Copy the lines from the first one through the line that contains "- legend-label: Fin", word for word and in the same order.

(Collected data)
□ □ □ □ □ □ □
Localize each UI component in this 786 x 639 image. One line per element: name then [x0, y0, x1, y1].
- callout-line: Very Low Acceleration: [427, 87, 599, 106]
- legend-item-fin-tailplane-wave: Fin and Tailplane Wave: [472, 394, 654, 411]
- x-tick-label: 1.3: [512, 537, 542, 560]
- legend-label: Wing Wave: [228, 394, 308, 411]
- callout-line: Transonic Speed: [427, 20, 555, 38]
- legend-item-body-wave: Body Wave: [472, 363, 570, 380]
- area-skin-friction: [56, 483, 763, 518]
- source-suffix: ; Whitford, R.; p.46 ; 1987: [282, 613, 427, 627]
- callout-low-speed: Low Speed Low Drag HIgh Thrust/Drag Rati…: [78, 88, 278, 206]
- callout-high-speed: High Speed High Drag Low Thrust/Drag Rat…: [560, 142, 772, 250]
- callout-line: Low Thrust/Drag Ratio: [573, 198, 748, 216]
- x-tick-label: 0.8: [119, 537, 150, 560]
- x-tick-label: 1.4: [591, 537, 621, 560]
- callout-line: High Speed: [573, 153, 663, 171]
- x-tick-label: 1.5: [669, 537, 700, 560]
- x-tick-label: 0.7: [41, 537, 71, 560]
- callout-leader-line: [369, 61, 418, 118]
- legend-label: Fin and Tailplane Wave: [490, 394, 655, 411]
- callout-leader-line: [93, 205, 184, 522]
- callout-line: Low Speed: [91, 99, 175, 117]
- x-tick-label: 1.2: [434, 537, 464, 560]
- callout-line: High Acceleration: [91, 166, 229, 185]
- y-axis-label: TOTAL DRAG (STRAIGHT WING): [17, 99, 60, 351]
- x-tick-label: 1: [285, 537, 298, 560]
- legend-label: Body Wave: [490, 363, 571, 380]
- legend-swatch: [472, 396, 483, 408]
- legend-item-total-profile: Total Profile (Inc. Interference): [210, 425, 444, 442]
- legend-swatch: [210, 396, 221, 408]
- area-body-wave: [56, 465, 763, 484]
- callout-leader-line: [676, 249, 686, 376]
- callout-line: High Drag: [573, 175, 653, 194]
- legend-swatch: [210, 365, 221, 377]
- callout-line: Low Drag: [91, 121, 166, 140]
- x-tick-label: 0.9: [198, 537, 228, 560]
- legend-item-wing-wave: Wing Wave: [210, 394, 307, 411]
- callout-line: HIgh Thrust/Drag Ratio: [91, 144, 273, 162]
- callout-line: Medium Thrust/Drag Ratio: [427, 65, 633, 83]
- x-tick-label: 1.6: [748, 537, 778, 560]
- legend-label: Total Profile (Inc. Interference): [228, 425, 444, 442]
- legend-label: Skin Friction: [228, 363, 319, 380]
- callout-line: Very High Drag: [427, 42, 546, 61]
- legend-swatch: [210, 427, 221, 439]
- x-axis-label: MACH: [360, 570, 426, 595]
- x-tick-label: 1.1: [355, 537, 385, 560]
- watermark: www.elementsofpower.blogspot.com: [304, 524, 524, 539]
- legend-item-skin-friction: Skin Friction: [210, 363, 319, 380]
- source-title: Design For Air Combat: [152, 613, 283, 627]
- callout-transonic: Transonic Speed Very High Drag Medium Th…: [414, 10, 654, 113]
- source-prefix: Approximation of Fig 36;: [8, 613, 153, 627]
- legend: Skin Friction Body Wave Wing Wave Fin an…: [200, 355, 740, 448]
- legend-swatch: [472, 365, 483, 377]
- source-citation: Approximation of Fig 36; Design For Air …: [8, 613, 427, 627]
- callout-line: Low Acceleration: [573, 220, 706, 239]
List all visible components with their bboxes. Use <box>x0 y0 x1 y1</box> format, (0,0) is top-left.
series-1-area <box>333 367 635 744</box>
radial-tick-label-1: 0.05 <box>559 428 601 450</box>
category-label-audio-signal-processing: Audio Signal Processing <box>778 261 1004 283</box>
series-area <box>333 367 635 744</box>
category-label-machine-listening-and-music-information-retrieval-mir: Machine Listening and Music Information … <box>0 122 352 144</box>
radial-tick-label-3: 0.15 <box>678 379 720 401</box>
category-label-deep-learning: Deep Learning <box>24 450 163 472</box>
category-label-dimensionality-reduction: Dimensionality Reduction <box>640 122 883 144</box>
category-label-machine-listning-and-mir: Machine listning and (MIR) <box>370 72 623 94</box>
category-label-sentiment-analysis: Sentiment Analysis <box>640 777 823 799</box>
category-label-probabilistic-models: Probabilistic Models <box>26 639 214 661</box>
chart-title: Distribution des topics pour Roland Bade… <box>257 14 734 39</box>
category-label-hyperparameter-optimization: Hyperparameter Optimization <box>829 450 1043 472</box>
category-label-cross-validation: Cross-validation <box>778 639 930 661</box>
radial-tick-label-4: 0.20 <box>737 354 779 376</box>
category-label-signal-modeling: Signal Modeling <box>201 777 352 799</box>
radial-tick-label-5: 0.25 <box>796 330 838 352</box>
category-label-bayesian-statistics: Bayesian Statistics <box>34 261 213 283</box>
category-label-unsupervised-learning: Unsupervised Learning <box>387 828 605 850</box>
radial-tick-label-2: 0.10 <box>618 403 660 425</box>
□ □ □ □ □ □ □
### The completed task
Localize each UI component in this 786 x 639 image. One line per element: name then [x0, y0, x1, y1].
- callout-line: Very Low Acceleration: [427, 87, 599, 106]
- legend-item-fin-tailplane-wave: Fin and Tailplane Wave: [472, 394, 654, 411]
- x-tick-label: 1.3: [512, 537, 542, 560]
- legend-label: Wing Wave: [228, 394, 308, 411]
- callout-line: Transonic Speed: [427, 20, 555, 38]
- legend-item-body-wave: Body Wave: [472, 363, 570, 380]
- area-skin-friction: [56, 483, 763, 518]
- source-suffix: ; Whitford, R.; p.46 ; 1987: [282, 613, 427, 627]
- callout-low-speed: Low Speed Low Drag HIgh Thrust/Drag Rati…: [78, 88, 278, 206]
- callout-high-speed: High Speed High Drag Low Thrust/Drag Rat…: [560, 142, 772, 250]
- callout-line: Low Thrust/Drag Ratio: [573, 198, 748, 216]
- x-tick-label: 0.8: [119, 537, 150, 560]
- x-tick-label: 1.4: [591, 537, 621, 560]
- callout-line: High Speed: [573, 153, 663, 171]
- x-tick-label: 1.5: [669, 537, 700, 560]
- x-tick-label: 0.7: [41, 537, 71, 560]
- callout-leader-line: [369, 61, 418, 118]
- legend-label: Fin and Tailplane Wave: [490, 394, 655, 411]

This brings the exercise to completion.